- [WRITTEN REQUEST]: Write out each entry again. Keep every word exactly as it is.

- [DATA SHOWN]:
## Start

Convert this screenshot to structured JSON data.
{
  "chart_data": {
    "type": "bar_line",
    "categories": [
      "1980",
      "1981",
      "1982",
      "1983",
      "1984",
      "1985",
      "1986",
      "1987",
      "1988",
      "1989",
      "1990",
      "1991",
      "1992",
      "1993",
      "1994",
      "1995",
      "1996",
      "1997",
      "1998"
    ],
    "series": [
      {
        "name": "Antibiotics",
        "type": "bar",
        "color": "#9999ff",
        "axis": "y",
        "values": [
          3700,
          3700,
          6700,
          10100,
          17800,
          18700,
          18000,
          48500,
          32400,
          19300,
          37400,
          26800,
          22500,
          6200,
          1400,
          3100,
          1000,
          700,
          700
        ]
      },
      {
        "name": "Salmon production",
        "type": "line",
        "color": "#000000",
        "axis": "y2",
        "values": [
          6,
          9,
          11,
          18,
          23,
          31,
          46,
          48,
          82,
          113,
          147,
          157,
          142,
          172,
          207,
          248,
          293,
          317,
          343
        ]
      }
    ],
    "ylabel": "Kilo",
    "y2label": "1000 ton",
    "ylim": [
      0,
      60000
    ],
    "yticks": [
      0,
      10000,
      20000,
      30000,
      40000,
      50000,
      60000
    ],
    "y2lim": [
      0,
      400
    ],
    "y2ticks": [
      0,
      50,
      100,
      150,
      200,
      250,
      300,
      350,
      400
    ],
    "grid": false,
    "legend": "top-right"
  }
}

## End

- [RESPONSE TO THE EXERCISE]:
Convert this screenshot to structured JSON data.
{
  "chart_data": {
    "type": "bar_line",
    "categories": [
      "1980",
      "1981",
      "1982",
      "1983",
      "1984",
      "1985",
      "1986",
      "1987",
      "1988",
      "1989",
      "1990",
      "1991",
      "1992",
      "1993",
      "1994",
      "1995",
      "1996",
      "1997",
      "1998"
    ],
    "series": [
      {
        "name": "Antibiotics",
        "type": "bar",
        "color": "#9999ff",
        "axis": "y",
        "values": [
          3700,
          3700,
          6700,
          10100,
          17800,
          18700,
          18000,
          48500,
          32400,
          19300,
          37400,
          26800,
          22500,
          6200,
          1400,
          3100,
          1000,
          700,
          700
        ]
      },
      {
        "name": "Salmon production",
        "type": "line",
        "color": "#000000",
        "axis": "y2",
        "values": [
          6,
          9,
          11,
          18,
          23,
          31,
          46,
          48,
          82,
          113,
          147,
          157,
          142,
          172,
          207,
          248,
          293,
          317,
          343
        ]
      }
    ],
    "ylabel": "Kilo",
    "y2label": "1000 ton",
    "ylim": [
      0,
      60000
    ],
    "yticks": [
      0,
      10000,
      20000,
      30000,
      40000,
      50000,
      60000
    ],
    "y2lim": [
      0,
      400
    ],
    "y2ticks": [
      0,
      50,
      100,
      150,
      200,
      250,
      300,
      350,
      400
    ],
    "grid": false,
    "legend": "top-right"
  }
}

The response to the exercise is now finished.